### What to work on
Look for the word "suffix" in the entries below, then copy every line that has it.

### Supplied records
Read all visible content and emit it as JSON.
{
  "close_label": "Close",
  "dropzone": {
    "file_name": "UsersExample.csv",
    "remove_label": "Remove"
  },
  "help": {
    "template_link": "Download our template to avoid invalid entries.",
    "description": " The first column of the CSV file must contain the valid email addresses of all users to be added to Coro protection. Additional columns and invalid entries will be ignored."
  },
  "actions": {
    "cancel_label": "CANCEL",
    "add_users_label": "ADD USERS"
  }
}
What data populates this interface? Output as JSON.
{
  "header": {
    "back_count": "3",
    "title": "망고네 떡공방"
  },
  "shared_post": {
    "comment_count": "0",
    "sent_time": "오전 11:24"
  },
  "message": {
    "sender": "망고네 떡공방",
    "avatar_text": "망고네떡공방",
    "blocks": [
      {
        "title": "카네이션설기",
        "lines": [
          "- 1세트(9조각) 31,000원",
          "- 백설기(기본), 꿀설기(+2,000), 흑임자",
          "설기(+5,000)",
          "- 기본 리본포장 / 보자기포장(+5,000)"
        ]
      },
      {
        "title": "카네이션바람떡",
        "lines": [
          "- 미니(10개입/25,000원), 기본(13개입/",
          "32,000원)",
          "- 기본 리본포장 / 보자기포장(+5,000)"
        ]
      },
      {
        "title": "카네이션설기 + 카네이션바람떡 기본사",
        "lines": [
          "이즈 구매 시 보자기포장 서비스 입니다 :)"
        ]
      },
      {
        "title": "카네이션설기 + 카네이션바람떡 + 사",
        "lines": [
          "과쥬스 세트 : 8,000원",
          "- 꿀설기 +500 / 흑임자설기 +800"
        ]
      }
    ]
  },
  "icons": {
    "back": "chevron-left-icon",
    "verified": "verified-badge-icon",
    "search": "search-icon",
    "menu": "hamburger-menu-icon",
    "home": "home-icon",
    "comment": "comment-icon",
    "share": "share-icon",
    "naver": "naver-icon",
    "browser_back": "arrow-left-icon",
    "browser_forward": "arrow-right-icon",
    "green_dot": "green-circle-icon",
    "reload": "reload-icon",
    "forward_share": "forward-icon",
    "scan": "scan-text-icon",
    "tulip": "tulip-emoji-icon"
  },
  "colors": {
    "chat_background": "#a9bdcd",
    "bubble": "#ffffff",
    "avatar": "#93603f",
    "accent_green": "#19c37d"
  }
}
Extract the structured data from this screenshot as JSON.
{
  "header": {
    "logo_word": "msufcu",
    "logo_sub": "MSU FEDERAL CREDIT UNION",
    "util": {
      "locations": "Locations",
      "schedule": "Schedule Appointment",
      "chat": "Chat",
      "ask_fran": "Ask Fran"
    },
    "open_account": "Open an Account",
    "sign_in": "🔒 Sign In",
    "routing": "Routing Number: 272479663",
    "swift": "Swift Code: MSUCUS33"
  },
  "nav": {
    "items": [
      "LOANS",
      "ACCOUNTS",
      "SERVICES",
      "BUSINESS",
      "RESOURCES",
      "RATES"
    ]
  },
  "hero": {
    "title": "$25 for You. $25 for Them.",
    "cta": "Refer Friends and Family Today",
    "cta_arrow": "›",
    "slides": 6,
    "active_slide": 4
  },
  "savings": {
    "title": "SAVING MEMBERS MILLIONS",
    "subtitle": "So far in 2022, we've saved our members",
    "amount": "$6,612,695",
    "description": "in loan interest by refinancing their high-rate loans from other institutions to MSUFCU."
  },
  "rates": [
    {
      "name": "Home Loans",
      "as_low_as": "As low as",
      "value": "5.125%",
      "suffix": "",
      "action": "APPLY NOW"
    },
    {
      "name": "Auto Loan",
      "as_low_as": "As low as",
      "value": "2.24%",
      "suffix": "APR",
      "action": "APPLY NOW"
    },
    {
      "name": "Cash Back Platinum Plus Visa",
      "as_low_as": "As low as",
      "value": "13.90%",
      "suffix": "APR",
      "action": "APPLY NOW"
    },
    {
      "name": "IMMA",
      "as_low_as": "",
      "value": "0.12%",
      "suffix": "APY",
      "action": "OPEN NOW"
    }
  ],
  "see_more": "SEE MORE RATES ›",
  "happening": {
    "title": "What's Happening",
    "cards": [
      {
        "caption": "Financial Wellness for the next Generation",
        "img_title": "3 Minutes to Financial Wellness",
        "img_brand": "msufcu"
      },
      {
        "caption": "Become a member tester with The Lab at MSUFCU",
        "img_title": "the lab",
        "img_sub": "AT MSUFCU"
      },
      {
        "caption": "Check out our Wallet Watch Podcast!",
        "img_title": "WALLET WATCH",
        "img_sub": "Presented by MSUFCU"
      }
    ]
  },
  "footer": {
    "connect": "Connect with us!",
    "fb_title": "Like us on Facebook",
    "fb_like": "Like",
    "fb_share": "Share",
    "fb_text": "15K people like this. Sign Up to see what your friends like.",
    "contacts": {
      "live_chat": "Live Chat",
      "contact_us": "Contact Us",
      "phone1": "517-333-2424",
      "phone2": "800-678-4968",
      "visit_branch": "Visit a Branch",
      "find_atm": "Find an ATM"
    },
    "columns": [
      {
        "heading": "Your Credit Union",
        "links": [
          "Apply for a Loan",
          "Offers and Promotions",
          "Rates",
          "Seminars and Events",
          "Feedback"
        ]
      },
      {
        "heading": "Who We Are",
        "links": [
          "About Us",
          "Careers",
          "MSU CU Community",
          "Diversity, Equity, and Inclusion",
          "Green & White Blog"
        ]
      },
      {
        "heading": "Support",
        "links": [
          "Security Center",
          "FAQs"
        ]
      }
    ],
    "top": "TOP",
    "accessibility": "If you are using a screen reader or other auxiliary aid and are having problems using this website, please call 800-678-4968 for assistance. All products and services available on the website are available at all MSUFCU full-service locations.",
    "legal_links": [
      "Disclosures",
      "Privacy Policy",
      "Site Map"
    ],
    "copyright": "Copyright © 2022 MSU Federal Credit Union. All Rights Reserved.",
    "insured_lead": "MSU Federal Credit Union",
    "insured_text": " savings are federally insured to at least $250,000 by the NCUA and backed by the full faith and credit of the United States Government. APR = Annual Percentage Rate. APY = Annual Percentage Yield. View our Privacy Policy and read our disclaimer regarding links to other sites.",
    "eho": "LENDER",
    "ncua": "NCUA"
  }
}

### Problem solution
      "suffix": "",
      "suffix": "APR",
      "suffix": "APR",
      "suffix": "APY",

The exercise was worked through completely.